- WORK TO COMPLETE -
Repeat, exactly and completely, the entries shown underneath.

- DATA LINES -

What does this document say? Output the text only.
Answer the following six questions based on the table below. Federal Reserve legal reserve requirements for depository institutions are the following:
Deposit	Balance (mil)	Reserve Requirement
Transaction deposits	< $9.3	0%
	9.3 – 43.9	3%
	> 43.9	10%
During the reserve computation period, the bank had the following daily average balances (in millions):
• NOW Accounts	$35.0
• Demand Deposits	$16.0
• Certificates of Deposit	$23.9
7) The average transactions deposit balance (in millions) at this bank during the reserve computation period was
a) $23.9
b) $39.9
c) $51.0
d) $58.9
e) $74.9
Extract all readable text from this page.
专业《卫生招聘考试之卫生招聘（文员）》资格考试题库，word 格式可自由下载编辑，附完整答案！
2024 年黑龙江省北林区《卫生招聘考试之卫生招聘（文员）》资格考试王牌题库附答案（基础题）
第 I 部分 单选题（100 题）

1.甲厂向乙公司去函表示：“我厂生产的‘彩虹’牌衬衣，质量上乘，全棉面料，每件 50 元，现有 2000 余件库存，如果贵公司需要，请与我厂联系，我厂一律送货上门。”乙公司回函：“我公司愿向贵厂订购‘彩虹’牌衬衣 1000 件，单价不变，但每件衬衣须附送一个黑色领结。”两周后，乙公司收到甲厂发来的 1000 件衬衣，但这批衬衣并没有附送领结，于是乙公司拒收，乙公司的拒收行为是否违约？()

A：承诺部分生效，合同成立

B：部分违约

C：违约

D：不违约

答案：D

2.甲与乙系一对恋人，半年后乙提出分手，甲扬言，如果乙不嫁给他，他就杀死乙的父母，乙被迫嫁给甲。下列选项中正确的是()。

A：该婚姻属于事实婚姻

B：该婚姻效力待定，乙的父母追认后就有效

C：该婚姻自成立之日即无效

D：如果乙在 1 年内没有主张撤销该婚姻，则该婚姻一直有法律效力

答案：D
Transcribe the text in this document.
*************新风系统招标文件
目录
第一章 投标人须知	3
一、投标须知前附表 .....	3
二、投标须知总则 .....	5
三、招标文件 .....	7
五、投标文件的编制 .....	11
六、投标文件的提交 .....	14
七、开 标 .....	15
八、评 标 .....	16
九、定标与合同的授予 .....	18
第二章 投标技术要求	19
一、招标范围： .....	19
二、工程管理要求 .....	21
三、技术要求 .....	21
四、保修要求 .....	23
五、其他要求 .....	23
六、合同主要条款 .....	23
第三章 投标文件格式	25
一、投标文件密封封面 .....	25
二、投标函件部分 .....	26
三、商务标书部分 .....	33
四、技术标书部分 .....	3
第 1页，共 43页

- ANSWER TO THIS TASK -
What does this document say? Output the text only.
Answer the following six questions based on the table below. Federal Reserve legal reserve requirements for depository institutions are the following:
Deposit	Balance (mil)	Reserve Requirement
Transaction deposits	< $9.3	0%
	9.3 – 43.9	3%
	> 43.9	10%
During the reserve computation period, the bank had the following daily average balances (in millions):
• NOW Accounts	$35.0
• Demand Deposits	$16.0
• Certificates of Deposit	$23.9
7) The average transactions deposit balance (in millions) at this bank during the reserve computation period was
a) $23.9
b) $39.9
c) $51.0
d) $58.9
e) $74.9
Extract all readable text from this page.
专业《卫生招聘考试之卫生招聘（文员）》资格考试题库，word 格式可自由下载编辑，附完整答案！
2024 年黑龙江省北林区《卫生招聘考试之卫生招聘（文员）》资格考试王牌题库附答案（基础题）
第 I 部分 单选题（100 题）

1.甲厂向乙公司去函表示：“我厂生产的‘彩虹’牌衬衣，质量上乘，全棉面料，每件 50 元，现有 2000 余件库存，如果贵公司需要，请与我厂联系，我厂一律送货上门。”乙公司回函：“我公司愿向贵厂订购‘彩虹’牌衬衣 1000 件，单价不变，但每件衬衣须附送一个黑色领结。”两周后，乙公司收到甲厂发来的 1000 件衬衣，但这批衬衣并没有附送领结，于是乙公司拒收，乙公司的拒收行为是否违约？()

A：承诺部分生效，合同成立

B：部分违约

C：违约

D：不违约

答案：D

2.甲与乙系一对恋人，半年后乙提出分手，甲扬言，如果乙不嫁给他，他就杀死乙的父母，乙被迫嫁给甲。下列选项中正确的是()。

A：该婚姻属于事实婚姻

B：该婚姻效力待定，乙的父母追认后就有效

C：该婚姻自成立之日即无效

D：如果乙在 1 年内没有主张撤销该婚姻，则该婚姻一直有法律效力

答案：D
Transcribe the text in this document.
*************新风系统招标文件
目录
第一章 投标人须知	3
一、投标须知前附表 .....	3
二、投标须知总则 .....	5
三、招标文件 .....	7
五、投标文件的编制 .....	11
六、投标文件的提交 .....	14
七、开 标 .....	15
八、评 标 .....	16
九、定标与合同的授予 .....	18
第二章 投标技术要求	19
一、招标范围： .....	19
二、工程管理要求 .....	21
三、技术要求 .....	21
四、保修要求 .....	23
五、其他要求 .....	23
六、合同主要条款 .....	23
第三章 投标文件格式	25
一、投标文件密封封面 .....	25
二、投标函件部分 .....	26
三、商务标书部分 .....	33
四、技术标书部分 .....	3
第 1页，共 43页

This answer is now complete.